======== MATERIAL FOR THE TASK

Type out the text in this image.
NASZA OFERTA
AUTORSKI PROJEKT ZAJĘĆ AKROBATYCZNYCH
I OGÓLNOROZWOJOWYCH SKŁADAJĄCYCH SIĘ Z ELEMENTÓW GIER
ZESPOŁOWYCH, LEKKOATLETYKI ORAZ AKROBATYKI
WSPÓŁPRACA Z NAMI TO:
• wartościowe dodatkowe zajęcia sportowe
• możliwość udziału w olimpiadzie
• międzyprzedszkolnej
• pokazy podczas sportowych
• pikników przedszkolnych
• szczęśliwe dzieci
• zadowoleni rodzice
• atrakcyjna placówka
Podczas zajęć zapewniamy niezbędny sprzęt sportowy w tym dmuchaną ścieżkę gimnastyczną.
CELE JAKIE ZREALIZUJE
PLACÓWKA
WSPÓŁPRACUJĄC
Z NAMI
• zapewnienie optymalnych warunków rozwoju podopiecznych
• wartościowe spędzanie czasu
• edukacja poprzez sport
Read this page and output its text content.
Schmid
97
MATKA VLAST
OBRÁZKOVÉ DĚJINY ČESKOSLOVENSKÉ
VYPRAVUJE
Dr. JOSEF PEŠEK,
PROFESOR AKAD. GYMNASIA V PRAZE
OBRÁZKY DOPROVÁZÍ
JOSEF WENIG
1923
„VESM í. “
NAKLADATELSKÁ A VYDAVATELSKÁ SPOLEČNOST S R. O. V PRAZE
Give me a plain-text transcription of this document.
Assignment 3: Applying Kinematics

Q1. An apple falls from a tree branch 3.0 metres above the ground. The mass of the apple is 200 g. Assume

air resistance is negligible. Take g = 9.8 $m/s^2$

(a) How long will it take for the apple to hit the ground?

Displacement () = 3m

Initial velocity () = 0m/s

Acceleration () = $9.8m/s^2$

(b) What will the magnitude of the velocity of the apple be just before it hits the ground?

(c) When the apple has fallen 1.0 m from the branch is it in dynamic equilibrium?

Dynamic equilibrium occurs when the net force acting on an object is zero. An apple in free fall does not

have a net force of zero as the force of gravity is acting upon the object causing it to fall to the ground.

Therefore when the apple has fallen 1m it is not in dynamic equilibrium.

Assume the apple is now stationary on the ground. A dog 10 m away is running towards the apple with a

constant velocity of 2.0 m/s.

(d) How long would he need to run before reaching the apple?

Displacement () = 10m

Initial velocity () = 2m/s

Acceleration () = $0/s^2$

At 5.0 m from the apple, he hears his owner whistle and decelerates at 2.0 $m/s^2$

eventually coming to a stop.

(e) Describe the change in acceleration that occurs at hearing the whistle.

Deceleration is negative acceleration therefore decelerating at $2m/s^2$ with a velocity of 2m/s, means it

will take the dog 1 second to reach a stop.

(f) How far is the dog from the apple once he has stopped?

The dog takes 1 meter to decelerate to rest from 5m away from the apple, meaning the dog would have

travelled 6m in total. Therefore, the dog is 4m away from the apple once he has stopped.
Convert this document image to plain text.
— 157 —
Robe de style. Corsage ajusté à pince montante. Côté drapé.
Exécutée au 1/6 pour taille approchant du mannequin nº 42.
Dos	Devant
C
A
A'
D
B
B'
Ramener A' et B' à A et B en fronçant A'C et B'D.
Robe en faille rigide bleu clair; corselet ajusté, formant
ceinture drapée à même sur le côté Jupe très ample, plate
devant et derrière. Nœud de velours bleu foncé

================

Write out all records exactly, keeping every detail.

Type out the text in this image.
NASZA OFERTA
AUTORSKI PROJEKT ZAJĘĆ AKROBATYCZNYCH
I OGÓLNOROZWOJOWYCH SKŁADAJĄCYCH SIĘ Z ELEMENTÓW GIER
ZESPOŁOWYCH, LEKKOATLETYKI ORAZ AKROBATYKI
WSPÓŁPRACA Z NAMI TO:
• wartościowe dodatkowe zajęcia sportowe
• możliwość udziału w olimpiadzie
• międzyprzedszkolnej
• pokazy podczas sportowych
• pikników przedszkolnych
• szczęśliwe dzieci
• zadowoleni rodzice
• atrakcyjna placówka
Podczas zajęć zapewniamy niezbędny sprzęt sportowy w tym dmuchaną ścieżkę gimnastyczną.
CELE JAKIE ZREALIZUJE
PLACÓWKA
WSPÓŁPRACUJĄC
Z NAMI
• zapewnienie optymalnych warunków rozwoju podopiecznych
• wartościowe spędzanie czasu
• edukacja poprzez sport
Read this page and output its text content.
Schmid
97
MATKA VLAST
OBRÁZKOVÉ DĚJINY ČESKOSLOVENSKÉ
VYPRAVUJE
Dr. JOSEF PEŠEK,
PROFESOR AKAD. GYMNASIA V PRAZE
OBRÁZKY DOPROVÁZÍ
JOSEF WENIG
1923
„VESM í. “
NAKLADATELSKÁ A VYDAVATELSKÁ SPOLEČNOST S R. O. V PRAZE
Give me a plain-text transcription of this document.
Assignment 3: Applying Kinematics

Q1. An apple falls from a tree branch 3.0 metres above the ground. The mass of the apple is 200 g. Assume

air resistance is negligible. Take g = 9.8 $m/s^2$

(a) How long will it take for the apple to hit the ground?

Displacement () = 3m

Initial velocity () = 0m/s

Acceleration () = $9.8m/s^2$

(b) What will the magnitude of the velocity of the apple be just before it hits the ground?

(c) When the apple has fallen 1.0 m from the branch is it in dynamic equilibrium?

Dynamic equilibrium occurs when the net force acting on an object is zero. An apple in free fall does not

have a net force of zero as the force of gravity is acting upon the object causing it to fall to the ground.

Therefore when the apple has fallen 1m it is not in dynamic equilibrium.

Assume the apple is now stationary on the ground. A dog 10 m away is running towards the apple with a

constant velocity of 2.0 m/s.

(d) How long would he need to run before reaching the apple?

Displacement () = 10m

Initial velocity () = 2m/s

Acceleration () = $0/s^2$

At 5.0 m from the apple, he hears his owner whistle and decelerates at 2.0 $m/s^2$

eventually coming to a stop.

(e) Describe the change in acceleration that occurs at hearing the whistle.

Deceleration is negative acceleration therefore decelerating at $2m/s^2$ with a velocity of 2m/s, means it

will take the dog 1 second to reach a stop.

(f) How far is the dog from the apple once he has stopped?

The dog takes 1 meter to decelerate to rest from 5m away from the apple, meaning the dog would have

travelled 6m in total. Therefore, the dog is 4m away from the apple once he has stopped.
Convert this document image to plain text.
— 157 —
Robe de style. Corsage ajusté à pince montante. Côté drapé.
Exécutée au 1/6 pour taille approchant du mannequin nº 42.
Dos	Devant
C
A
A'
D
B
B'
Ramener A' et B' à A et B en fronçant A'C et B'D.
Robe en faille rigide bleu clair; corselet ajusté, formant
ceinture drapée à même sur le côté Jupe très ample, plate
devant et derrière. Nœud de velours bleu foncé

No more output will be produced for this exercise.